__DOCUMENT PASSAGE__.
/---

Also in the flow you’ve used a choice router after the Scatter-Gather. My point is that since the Scatter-Gather aggregates the results in some specific data format like Map, LinkedList, ArrayList…etc so how the choice router comes in this picture because I need to pass conditions(if case) in choice router for further processing. May be I have not fully understand the scenario of the flow, so please can you please let me know the scenario you have used here.
Garuav,
In scatter gather process longest thread count as total time to process all data. If one thread finish early and 2nd thread are taking more time, then first thread wait for to finish all other threads to finish.
your 2nd answer In my example I am getting one instance and multiple instance of object so based on number of instances I am processing data.
Thanks
Charanteja,
This is complete project. Before this flow I am getting data from database as object and processing through scatter-gather
Thanks
hi,
Can anyone explain me based on what stratergy does it merge the data?…in the sense if i get 5 fields from one database and 6 fields from second database..my scatter gather will give me total 11 fields data. Can u explain me how does it map the data (merge stratergy?)?

\---

__DATASET RECORDS__.
/---

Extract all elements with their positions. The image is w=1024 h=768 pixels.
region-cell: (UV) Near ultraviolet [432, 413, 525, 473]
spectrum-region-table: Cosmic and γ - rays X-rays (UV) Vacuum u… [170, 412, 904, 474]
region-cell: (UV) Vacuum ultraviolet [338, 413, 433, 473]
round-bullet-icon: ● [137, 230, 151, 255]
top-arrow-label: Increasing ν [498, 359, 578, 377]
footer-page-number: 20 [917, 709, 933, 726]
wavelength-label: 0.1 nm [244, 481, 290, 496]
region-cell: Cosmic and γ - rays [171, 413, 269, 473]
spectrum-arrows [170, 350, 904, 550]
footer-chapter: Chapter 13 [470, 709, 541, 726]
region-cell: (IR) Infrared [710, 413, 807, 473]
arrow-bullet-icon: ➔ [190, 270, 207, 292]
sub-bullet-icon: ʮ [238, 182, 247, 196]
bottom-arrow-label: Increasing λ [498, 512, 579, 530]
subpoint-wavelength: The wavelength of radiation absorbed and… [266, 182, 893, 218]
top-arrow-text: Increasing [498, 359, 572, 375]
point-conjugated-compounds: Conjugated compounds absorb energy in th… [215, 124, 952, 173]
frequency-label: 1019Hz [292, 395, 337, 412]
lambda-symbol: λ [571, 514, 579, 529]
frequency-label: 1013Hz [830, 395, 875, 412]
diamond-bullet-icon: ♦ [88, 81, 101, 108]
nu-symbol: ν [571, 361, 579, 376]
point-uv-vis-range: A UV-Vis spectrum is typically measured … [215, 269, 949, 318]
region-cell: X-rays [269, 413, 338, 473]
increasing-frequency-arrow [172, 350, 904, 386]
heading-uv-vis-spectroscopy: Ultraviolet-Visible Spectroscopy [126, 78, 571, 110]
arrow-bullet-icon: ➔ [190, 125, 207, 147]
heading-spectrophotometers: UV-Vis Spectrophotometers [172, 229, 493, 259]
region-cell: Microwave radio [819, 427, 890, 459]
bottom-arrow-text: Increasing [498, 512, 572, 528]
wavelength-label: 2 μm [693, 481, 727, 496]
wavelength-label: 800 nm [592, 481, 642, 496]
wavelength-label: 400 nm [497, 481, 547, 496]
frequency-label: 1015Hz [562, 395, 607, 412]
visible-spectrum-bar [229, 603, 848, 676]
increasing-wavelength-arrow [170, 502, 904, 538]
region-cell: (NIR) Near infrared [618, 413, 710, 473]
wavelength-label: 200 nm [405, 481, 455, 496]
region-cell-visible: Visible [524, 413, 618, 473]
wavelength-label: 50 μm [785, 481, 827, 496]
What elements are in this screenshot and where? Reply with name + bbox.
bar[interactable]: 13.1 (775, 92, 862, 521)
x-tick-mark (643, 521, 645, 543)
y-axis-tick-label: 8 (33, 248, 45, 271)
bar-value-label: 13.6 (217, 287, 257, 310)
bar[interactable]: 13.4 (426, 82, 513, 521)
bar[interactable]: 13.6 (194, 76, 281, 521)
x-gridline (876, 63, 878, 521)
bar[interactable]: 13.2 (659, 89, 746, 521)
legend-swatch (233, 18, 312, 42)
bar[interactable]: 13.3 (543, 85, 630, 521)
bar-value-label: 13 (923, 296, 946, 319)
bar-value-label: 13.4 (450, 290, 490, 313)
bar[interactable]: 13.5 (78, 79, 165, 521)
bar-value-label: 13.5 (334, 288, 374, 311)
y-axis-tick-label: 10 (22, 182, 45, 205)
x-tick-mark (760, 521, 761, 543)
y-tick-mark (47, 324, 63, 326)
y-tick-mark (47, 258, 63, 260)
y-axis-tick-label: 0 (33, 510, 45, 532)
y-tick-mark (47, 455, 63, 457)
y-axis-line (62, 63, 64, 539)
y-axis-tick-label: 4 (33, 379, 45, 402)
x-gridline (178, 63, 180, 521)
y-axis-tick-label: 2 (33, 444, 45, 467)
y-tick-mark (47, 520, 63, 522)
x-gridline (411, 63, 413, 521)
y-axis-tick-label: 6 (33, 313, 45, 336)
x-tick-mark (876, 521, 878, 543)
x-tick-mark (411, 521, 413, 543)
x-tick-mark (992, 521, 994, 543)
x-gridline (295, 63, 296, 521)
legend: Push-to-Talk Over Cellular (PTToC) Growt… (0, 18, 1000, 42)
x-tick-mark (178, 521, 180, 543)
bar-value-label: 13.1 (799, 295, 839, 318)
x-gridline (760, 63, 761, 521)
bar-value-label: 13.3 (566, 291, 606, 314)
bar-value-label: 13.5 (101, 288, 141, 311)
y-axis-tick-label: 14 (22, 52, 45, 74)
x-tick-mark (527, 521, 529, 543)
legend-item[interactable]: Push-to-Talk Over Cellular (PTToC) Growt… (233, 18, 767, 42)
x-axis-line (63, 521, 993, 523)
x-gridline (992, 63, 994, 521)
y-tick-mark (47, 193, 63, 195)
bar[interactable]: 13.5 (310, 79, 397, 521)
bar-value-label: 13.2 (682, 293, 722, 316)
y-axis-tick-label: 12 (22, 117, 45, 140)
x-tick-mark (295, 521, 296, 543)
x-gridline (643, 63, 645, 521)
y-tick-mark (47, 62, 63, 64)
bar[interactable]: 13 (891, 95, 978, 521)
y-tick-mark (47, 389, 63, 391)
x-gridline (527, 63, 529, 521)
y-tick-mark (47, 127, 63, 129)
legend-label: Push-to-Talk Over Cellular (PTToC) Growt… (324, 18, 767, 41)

\---

__TASK PROMPT__. Reproduce verbatim the portion of the Scatter-Gather forum thread above that runs from "your 2nd answer" up to and including "data (merge stratergy?)?".

__ANSWER TO THIS PROBLEM__.
your 2nd answer In my example I am getting one instance and multiple instance of object so based on number of instances I am processing data.
Thanks
Charanteja,
This is complete project. Before this flow I am getting data from database as object and processing through scatter-gather
Thanks
hi,
Can anyone explain me based on what stratergy does it merge the data?…in the sense if i get 5 fields from one database and 6 fields from second database..my scatter gather will give me total 11 fields data. Can u explain me how does it map the data (merge stratergy?)?